## TASK GOAL
Count how many lines of the data below contain the string "amount"; the reply should be that number alone.
— START DATA EXTRACT —
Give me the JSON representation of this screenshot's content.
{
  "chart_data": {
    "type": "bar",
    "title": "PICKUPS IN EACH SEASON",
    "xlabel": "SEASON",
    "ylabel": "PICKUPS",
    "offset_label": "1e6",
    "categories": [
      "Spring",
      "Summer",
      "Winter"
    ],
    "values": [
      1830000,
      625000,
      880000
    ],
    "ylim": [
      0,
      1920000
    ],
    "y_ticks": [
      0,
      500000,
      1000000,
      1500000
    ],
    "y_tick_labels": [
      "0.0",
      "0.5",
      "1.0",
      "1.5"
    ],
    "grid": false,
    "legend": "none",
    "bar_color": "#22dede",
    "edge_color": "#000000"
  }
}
— END DATA EXTRACT —
— START DATA EXTRACT —
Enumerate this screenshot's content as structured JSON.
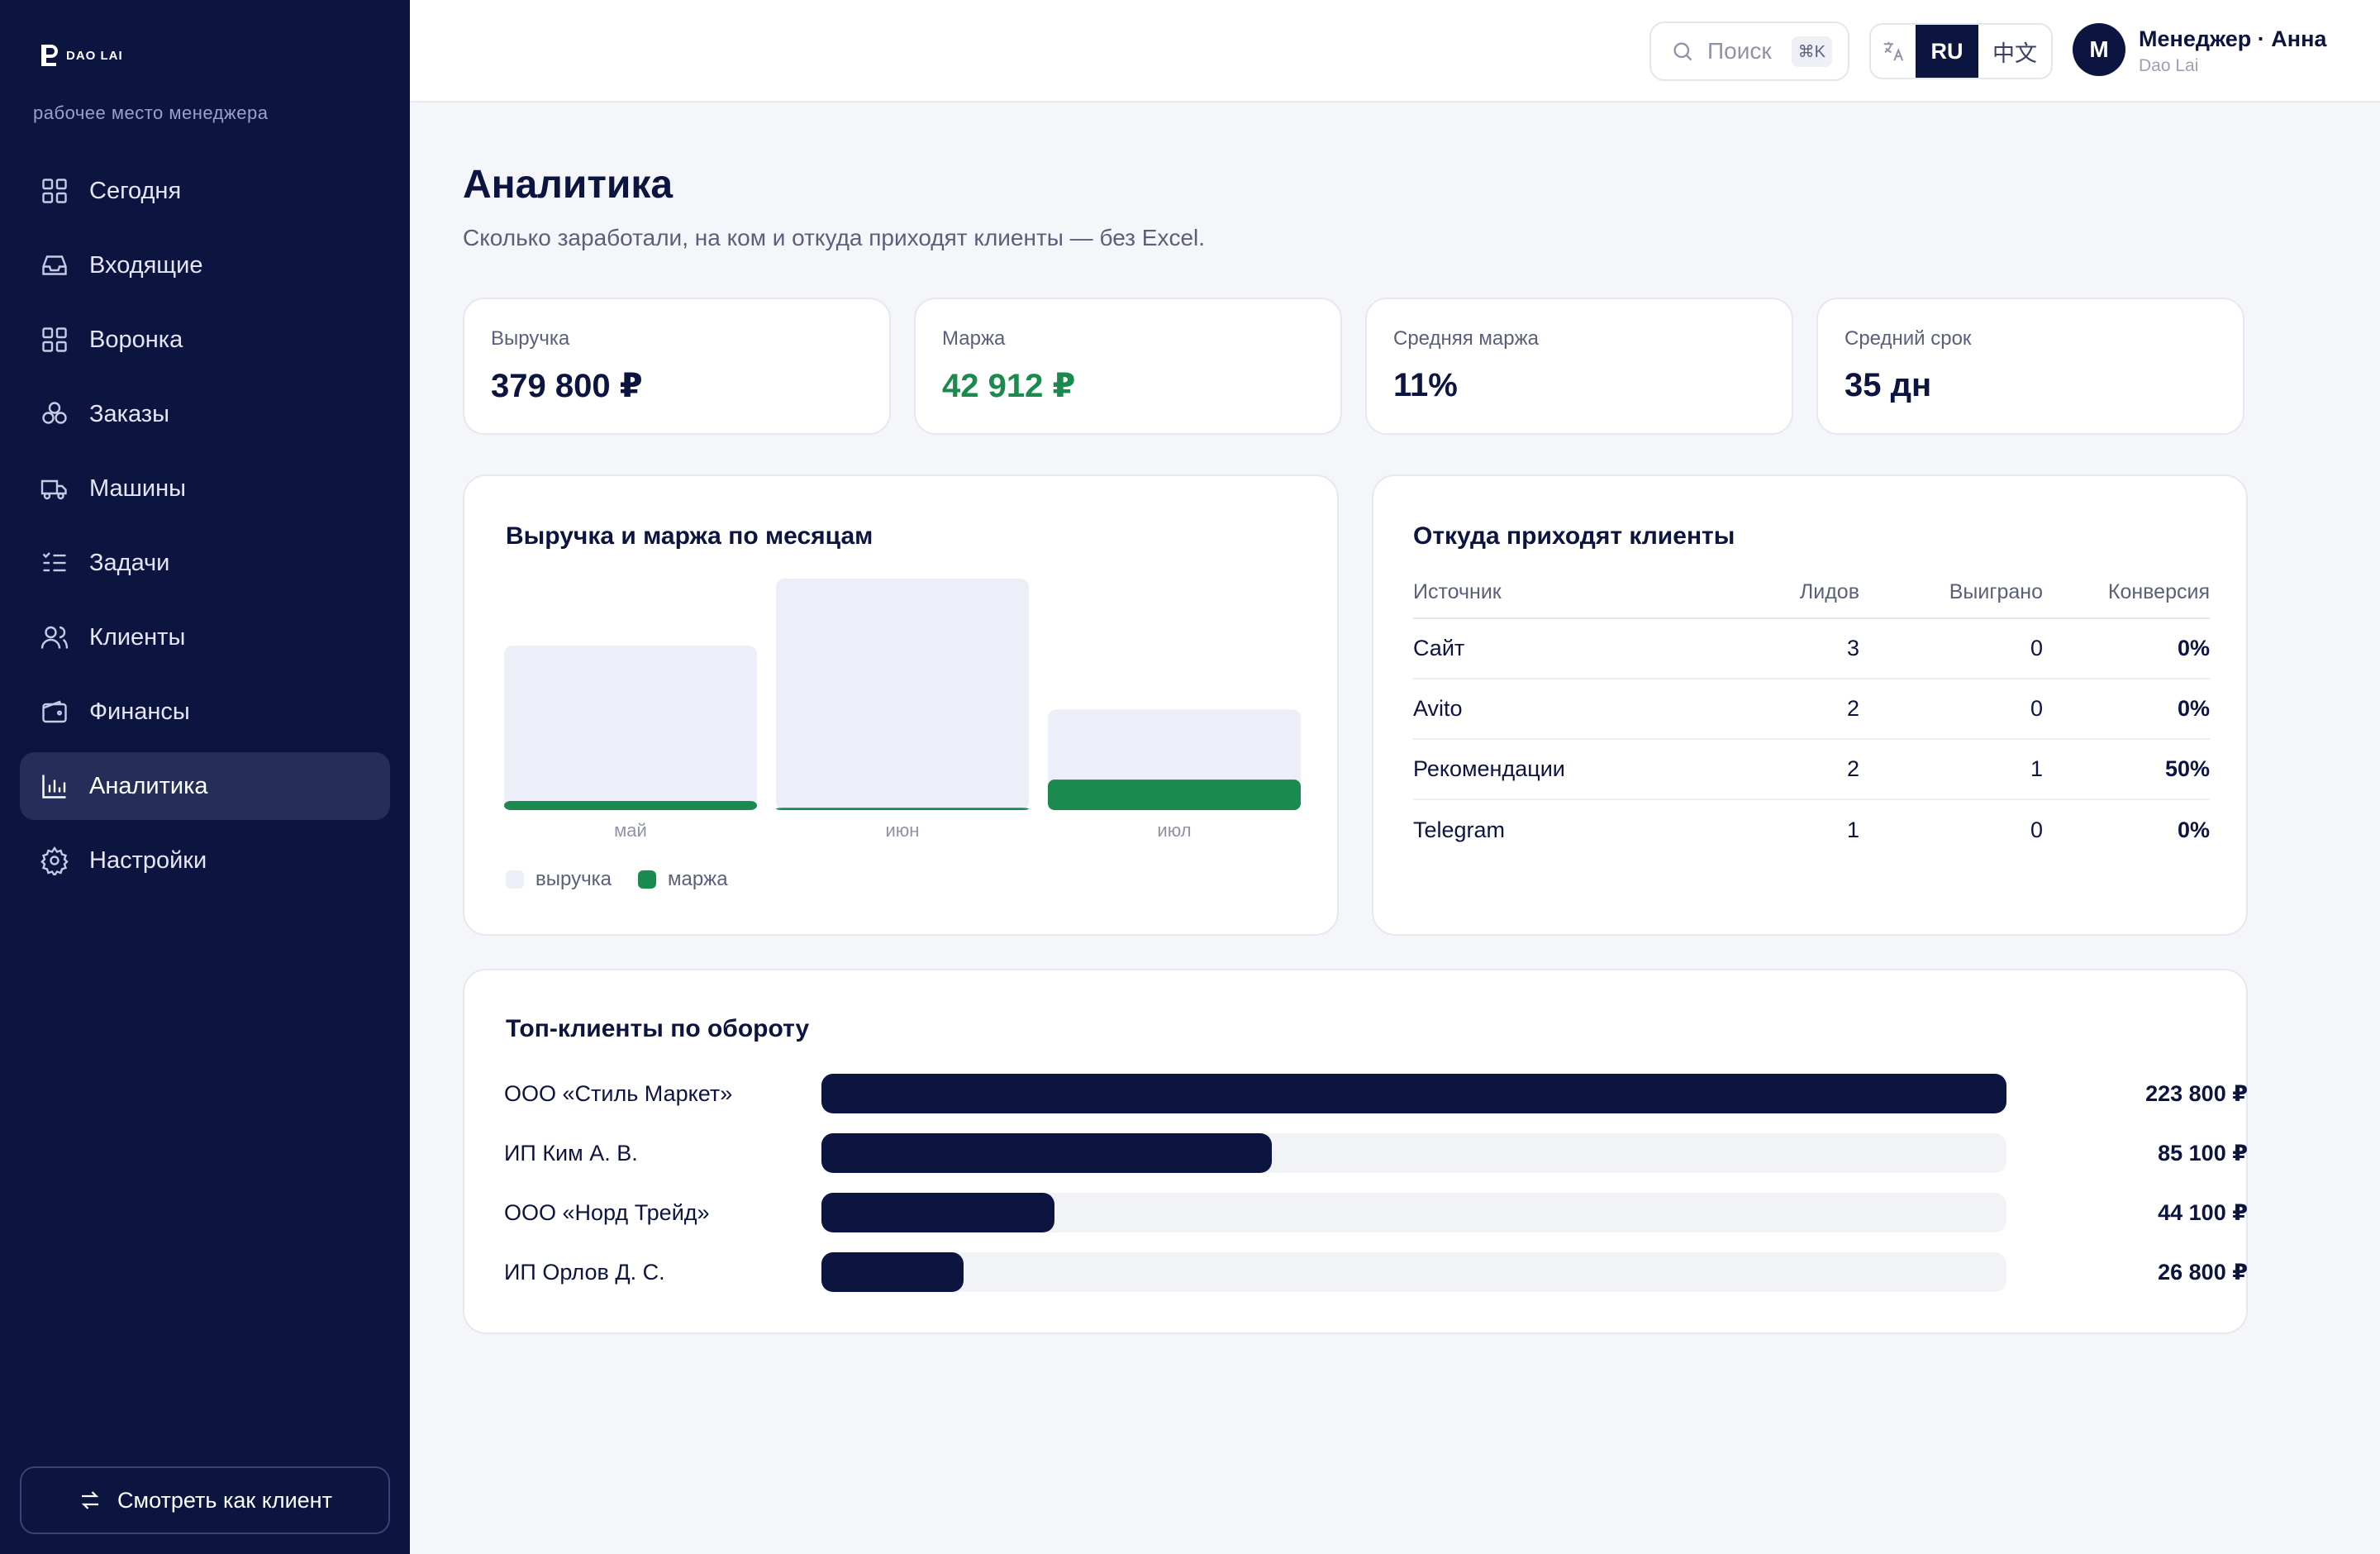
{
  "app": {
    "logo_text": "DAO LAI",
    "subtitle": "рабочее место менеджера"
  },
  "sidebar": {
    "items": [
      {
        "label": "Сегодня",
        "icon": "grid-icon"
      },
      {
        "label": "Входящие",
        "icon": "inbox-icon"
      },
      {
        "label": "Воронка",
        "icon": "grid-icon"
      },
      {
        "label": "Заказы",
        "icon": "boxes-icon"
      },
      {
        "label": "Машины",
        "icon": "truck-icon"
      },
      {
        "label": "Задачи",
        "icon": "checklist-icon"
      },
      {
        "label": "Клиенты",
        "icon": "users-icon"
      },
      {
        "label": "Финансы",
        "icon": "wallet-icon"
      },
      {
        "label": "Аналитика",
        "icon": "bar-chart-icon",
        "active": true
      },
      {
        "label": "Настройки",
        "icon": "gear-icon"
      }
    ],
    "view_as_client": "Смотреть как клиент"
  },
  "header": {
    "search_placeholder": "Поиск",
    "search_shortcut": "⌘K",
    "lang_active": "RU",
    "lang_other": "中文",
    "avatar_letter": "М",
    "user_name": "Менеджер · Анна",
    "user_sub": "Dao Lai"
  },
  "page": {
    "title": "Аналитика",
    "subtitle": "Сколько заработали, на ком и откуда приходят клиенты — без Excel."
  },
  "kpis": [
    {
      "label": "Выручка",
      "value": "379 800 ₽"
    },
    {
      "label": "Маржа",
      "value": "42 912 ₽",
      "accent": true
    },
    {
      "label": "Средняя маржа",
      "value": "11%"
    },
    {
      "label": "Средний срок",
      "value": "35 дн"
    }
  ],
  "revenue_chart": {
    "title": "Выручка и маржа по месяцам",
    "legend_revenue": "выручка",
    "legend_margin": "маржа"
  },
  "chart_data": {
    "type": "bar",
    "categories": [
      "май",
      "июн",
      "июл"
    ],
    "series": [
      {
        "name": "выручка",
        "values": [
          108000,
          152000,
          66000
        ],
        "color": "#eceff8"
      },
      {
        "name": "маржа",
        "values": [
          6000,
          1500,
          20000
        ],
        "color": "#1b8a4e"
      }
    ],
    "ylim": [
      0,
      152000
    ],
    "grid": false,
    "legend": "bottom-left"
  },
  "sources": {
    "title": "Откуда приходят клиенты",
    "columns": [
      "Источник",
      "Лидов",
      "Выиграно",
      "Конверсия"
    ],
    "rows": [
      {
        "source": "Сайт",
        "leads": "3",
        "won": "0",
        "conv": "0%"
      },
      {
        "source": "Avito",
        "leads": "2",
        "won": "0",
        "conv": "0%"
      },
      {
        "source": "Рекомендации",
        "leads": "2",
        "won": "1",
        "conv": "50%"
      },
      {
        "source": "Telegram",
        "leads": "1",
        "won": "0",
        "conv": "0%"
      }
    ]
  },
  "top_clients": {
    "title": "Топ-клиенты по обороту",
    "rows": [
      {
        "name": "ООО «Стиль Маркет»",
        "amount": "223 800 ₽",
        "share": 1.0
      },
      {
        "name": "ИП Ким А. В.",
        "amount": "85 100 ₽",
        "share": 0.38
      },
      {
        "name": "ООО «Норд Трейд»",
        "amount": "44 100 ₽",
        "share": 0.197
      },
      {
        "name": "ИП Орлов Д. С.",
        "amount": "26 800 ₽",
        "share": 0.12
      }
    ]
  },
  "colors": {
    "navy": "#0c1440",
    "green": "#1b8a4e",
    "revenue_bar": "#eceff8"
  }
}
— END DATA EXTRACT —
## WRITTEN ANSWER
4